(Figure record listings)
· · ·

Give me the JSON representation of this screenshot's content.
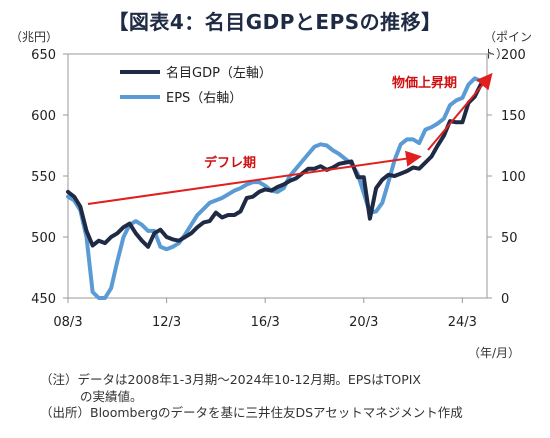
{
  "title": "【図表4：名目GDPとEPSの推移】",
  "units": {
    "left": "（兆円）",
    "right": "（ポイント）",
    "x": "（年/月）"
  },
  "notes": {
    "line1": "（注）データは2008年1-3月期～2024年10-12月期。EPSはTOPIX",
    "line2": "の実績値。",
    "line3": "（出所）Bloombergのデータを基に三井住友DSアセットマネジメント作成"
  },
  "colors": {
    "gdp": "#1f2a44",
    "eps": "#5b9bd5",
    "arrow": "#e0201f",
    "annotation": "#d01010"
  },
  "chart_data": {
    "type": "line",
    "x_ticks": [
      "08/3",
      "12/3",
      "16/3",
      "20/3",
      "24/3"
    ],
    "x_tick_values": [
      2008.0,
      2012.0,
      2016.0,
      2020.0,
      2024.0
    ],
    "xlim": [
      2008.0,
      2025.0
    ],
    "y_left": {
      "ticks": [
        "450",
        "500",
        "550",
        "600",
        "650"
      ],
      "lim": [
        450,
        650
      ]
    },
    "y_right": {
      "ticks": [
        "0",
        "50",
        "100",
        "150",
        "200"
      ],
      "lim": [
        0,
        200
      ]
    },
    "legend": {
      "position": "top-left",
      "gdp_label": "名目GDP（左軸）",
      "eps_label": "EPS（右軸）"
    },
    "grid": false,
    "annotations": {
      "deflation": "デフレ期",
      "inflation": "物価上昇期"
    },
    "series": [
      {
        "name": "名目GDP（左軸）",
        "axis": "left",
        "x": [
          2008.0,
          2008.25,
          2008.5,
          2008.75,
          2009.0,
          2009.25,
          2009.5,
          2009.75,
          2010.0,
          2010.25,
          2010.5,
          2010.75,
          2011.0,
          2011.25,
          2011.5,
          2011.75,
          2012.0,
          2012.25,
          2012.5,
          2012.75,
          2013.0,
          2013.25,
          2013.5,
          2013.75,
          2014.0,
          2014.25,
          2014.5,
          2014.75,
          2015.0,
          2015.25,
          2015.5,
          2015.75,
          2016.0,
          2016.25,
          2016.5,
          2016.75,
          2017.0,
          2017.25,
          2017.5,
          2017.75,
          2018.0,
          2018.25,
          2018.5,
          2018.75,
          2019.0,
          2019.25,
          2019.5,
          2019.75,
          2020.0,
          2020.25,
          2020.5,
          2020.75,
          2021.0,
          2021.25,
          2021.5,
          2021.75,
          2022.0,
          2022.25,
          2022.5,
          2022.75,
          2023.0,
          2023.25,
          2023.5,
          2023.75,
          2024.0,
          2024.25,
          2024.5,
          2024.75
        ],
        "values": [
          537,
          533,
          525,
          505,
          493,
          497,
          495,
          500,
          503,
          508,
          511,
          503,
          497,
          492,
          503,
          506,
          500,
          498,
          497,
          500,
          503,
          508,
          512,
          513,
          520,
          516,
          518,
          518,
          521,
          532,
          533,
          537,
          539,
          538,
          541,
          543,
          546,
          548,
          552,
          556,
          556,
          558,
          555,
          557,
          560,
          561,
          562,
          549,
          549,
          515,
          540,
          547,
          551,
          550,
          552,
          554,
          557,
          556,
          561,
          566,
          575,
          583,
          595,
          594,
          594,
          610,
          615,
          625
        ]
      },
      {
        "name": "EPS（右軸）",
        "axis": "right",
        "x": [
          2008.0,
          2008.25,
          2008.5,
          2008.75,
          2009.0,
          2009.25,
          2009.5,
          2009.75,
          2010.0,
          2010.25,
          2010.5,
          2010.75,
          2011.0,
          2011.25,
          2011.5,
          2011.75,
          2012.0,
          2012.25,
          2012.5,
          2012.75,
          2013.0,
          2013.25,
          2013.5,
          2013.75,
          2014.0,
          2014.25,
          2014.5,
          2014.75,
          2015.0,
          2015.25,
          2015.5,
          2015.75,
          2016.0,
          2016.25,
          2016.5,
          2016.75,
          2017.0,
          2017.25,
          2017.5,
          2017.75,
          2018.0,
          2018.25,
          2018.5,
          2018.75,
          2019.0,
          2019.25,
          2019.5,
          2019.75,
          2020.0,
          2020.25,
          2020.5,
          2020.75,
          2021.0,
          2021.25,
          2021.5,
          2021.75,
          2022.0,
          2022.25,
          2022.5,
          2022.75,
          2023.0,
          2023.25,
          2023.5,
          2023.75,
          2024.0,
          2024.25,
          2024.5,
          2024.75
        ],
        "values": [
          83,
          80,
          72,
          50,
          5,
          0,
          0,
          8,
          30,
          50,
          60,
          63,
          60,
          55,
          55,
          42,
          40,
          42,
          45,
          52,
          60,
          68,
          73,
          78,
          80,
          82,
          85,
          88,
          90,
          93,
          95,
          95,
          92,
          88,
          87,
          90,
          100,
          106,
          112,
          118,
          124,
          126,
          125,
          121,
          118,
          114,
          110,
          102,
          86,
          70,
          71,
          78,
          95,
          113,
          126,
          130,
          130,
          127,
          138,
          140,
          143,
          147,
          158,
          162,
          164,
          175,
          180,
          178
        ]
      }
    ]
  }
}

· · ·

## [AIM OF THE TASK]
Omit each picture, then return all of the listing exactly as it stands.

## [FINISHED EXERCISE]
Give me the JSON representation of this screenshot's content.
{
  "title": "【図表4：名目GDPとEPSの推移】",
  "units": {
    "left": "（兆円）",
    "right": "（ポイント）",
    "x": "（年/月）"
  },
  "notes": {
    "line1": "（注）データは2008年1-3月期～2024年10-12月期。EPSはTOPIX",
    "line2": "の実績値。",
    "line3": "（出所）Bloombergのデータを基に三井住友DSアセットマネジメント作成"
  },
  "colors": {
    "gdp": "#1f2a44",
    "eps": "#5b9bd5",
    "arrow": "#e0201f",
    "annotation": "#d01010"
  },
  "chart_data": {
    "type": "line",
    "x_ticks": [
      "08/3",
      "12/3",
      "16/3",
      "20/3",
      "24/3"
    ],
    "x_tick_values": [
      2008.0,
      2012.0,
      2016.0,
      2020.0,
      2024.0
    ],
    "xlim": [
      2008.0,
      2025.0
    ],
    "y_left": {
      "ticks": [
        "450",
        "500",
        "550",
        "600",
        "650"
      ],
      "lim": [
        450,
        650
      ]
    },
    "y_right": {
      "ticks": [
        "0",
        "50",
        "100",
        "150",
        "200"
      ],
      "lim": [
        0,
        200
      ]
    },
    "legend": {
      "position": "top-left",
      "gdp_label": "名目GDP（左軸）",
      "eps_label": "EPS（右軸）"
    },
    "grid": false,
    "annotations": {
      "deflation": "デフレ期",
      "inflation": "物価上昇期"
    },
    "series": [
      {
        "name": "名目GDP（左軸）",
        "axis": "left",
        "x": [
          2008.0,
          2008.25,
          2008.5,
          2008.75,
          2009.0,
          2009.25,
          2009.5,
          2009.75,
          2010.0,
          2010.25,
          2010.5,
          2010.75,
          2011.0,
          2011.25,
          2011.5,
          2011.75,
          2012.0,
          2012.25,
          2012.5,
          2012.75,
          2013.0,
          2013.25,
          2013.5,
          2013.75,
          2014.0,
          2014.25,
          2014.5,
          2014.75,
          2015.0,
          2015.25,
          2015.5,
          2015.75,
          2016.0,
          2016.25,
          2016.5,
          2016.75,
          2017.0,
          2017.25,
          2017.5,
          2017.75,
          2018.0,
          2018.25,
          2018.5,
          2018.75,
          2019.0,
          2019.25,
          2019.5,
          2019.75,
          2020.0,
          2020.25,
          2020.5,
          2020.75,
          2021.0,
          2021.25,
          2021.5,
          2021.75,
          2022.0,
          2022.25,
          2022.5,
          2022.75,
          2023.0,
          2023.25,
          2023.5,
          2023.75,
          2024.0,
          2024.25,
          2024.5,
          2024.75
        ],
        "values": [
          537,
          533,
          525,
          505,
          493,
          497,
          495,
          500,
          503,
          508,
          511,
          503,
          497,
          492,
          503,
          506,
          500,
          498,
          497,
          500,
          503,
          508,
          512,
          513,
          520,
          516,
          518,
          518,
          521,
          532,
          533,
          537,
          539,
          538,
          541,
          543,
          546,
          548,
          552,
          556,
          556,
          558,
          555,
          557,
          560,
          561,
          562,
          549,
          549,
          515,
          540,
          547,
          551,
          550,
          552,
          554,
          557,
          556,
          561,
          566,
          575,
          583,
          595,
          594,
          594,
          610,
          615,
          625
        ]
      },
      {
        "name": "EPS（右軸）",
        "axis": "right",
        "x": [
          2008.0,
          2008.25,
          2008.5,
          2008.75,
          2009.0,
          2009.25,
          2009.5,
          2009.75,
          2010.0,
          2010.25,
          2010.5,
          2010.75,
          2011.0,
          2011.25,
          2011.5,
          2011.75,
          2012.0,
          2012.25,
          2012.5,
          2012.75,
          2013.0,
          2013.25,
          2013.5,
          2013.75,
          2014.0,
          2014.25,
          2014.5,
          2014.75,
          2015.0,
          2015.25,
          2015.5,
          2015.75,
          2016.0,
          2016.25,
          2016.5,
          2016.75,
          2017.0,
          2017.25,
          2017.5,
          2017.75,
          2018.0,
          2018.25,
          2018.5,
          2018.75,
          2019.0,
          2019.25,
          2019.5,
          2019.75,
          2020.0,
          2020.25,
          2020.5,
          2020.75,
          2021.0,
          2021.25,
          2021.5,
          2021.75,
          2022.0,
          2022.25,
          2022.5,
          2022.75,
          2023.0,
          2023.25,
          2023.5,
          2023.75,
          2024.0,
          2024.25,
          2024.5,
          2024.75
        ],
        "values": [
          83,
          80,
          72,
          50,
          5,
          0,
          0,
          8,
          30,
          50,
          60,
          63,
          60,
          55,
          55,
          42,
          40,
          42,
          45,
          52,
          60,
          68,
          73,
          78,
          80,
          82,
          85,
          88,
          90,
          93,
          95,
          95,
          92,
          88,
          87,
          90,
          100,
          106,
          112,
          118,
          124,
          126,
          125,
          121,
          118,
          114,
          110,
          102,
          86,
          70,
          71,
          78,
          95,
          113,
          126,
          130,
          130,
          127,
          138,
          140,
          143,
          147,
          158,
          162,
          164,
          175,
          180,
          178
        ]
      }
    ]
  }
}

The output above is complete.